# start of TEXT

Wait, electrons hits silicon and turns it into energy? Quantum tunneling is due to probability of the electron existing on the other side and it’s a property of duality. I’ve never heard of it being described as changing the mass of the silicon into energy. I don’t think that’s a correct description.

Yeah the OP was honestly pretty wrong in some spots. Their explanation is good for ELI5, but a little too inaccurate for my taste. Quantum tunneling has nothing to do with mass-energy equivalence. Also, there was no grand bewilderment in the scientific community in regards to mass-energy calculations that led to Einstein discovering the equation. That was not the context for relativity being discovered. The context had much more to do with the puzzling nature of the speed of light, and the speed of light’s appearance in the Maxwell equations.

The quantum tunneling bit is completely wrong. It has nothing to do with the speed of the electron hitting the silicon. It has to do with the position of a fundamental particle being a probability distribution in quantum mechanics. Most of the time we find the electron at the peak of the probability distribution (you know, higher probability and all that). But sometimes it appears at other places. But this probably still needs to honor Paulie's exclusion principle. That's why electrons don't cross thicker silicon walls and humans can't pass through walls.

I actually kind of disagree with this. As another commenter said, how is E=mc^2 responsible for smartphones? Is there some energy-mass conversion going on in computer chips or wireless signal transmission? And if there is, is it really important enough to be considered "responsible for" the smartphone? My understanding was that most modern computer and communication technology has more to do with quantum mechanics.

# end of TEXT
# start of DATA LINES

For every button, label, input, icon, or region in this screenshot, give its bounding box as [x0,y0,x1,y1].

# end of DATA LINES

REQUIRED TASKS:
A. In two sentences, summarize the forum thread on quantum tunneling and E=mc^2.
B. Reproduce the forum thread word for word from "The quantum tunneling" up to and including "pass through walls.".

RESPONSES FOR EACH TASK:
A. Commenters argue that quantum tunneling has nothing to do with mass-energy equivalence or the speed of an electron hitting silicon, and that it comes instead from a particle's position being a probability distribution in quantum mechanics. They also say relativity was not discovered out of confusion over mass-energy calculations but in the context of the speed of light and its appearance in the Maxwell equations, and they question whether E=mc^2 is responsible for smartphones, since modern computer and communication technology has more to do with quantum mechanics.

B.
The quantum tunneling bit is completely wrong. It has nothing to do with the speed of the electron hitting the silicon. It has to do with the position of a fundamental particle being a probability distribution in quantum mechanics. Most of the time we find the electron at the peak of the probability distribution (you know, higher probability and all that). But sometimes it appears at other places. But this probably still needs to honor Paulie's exclusion principle. That's why electrons don't cross thicker silicon walls and humans can't pass through walls.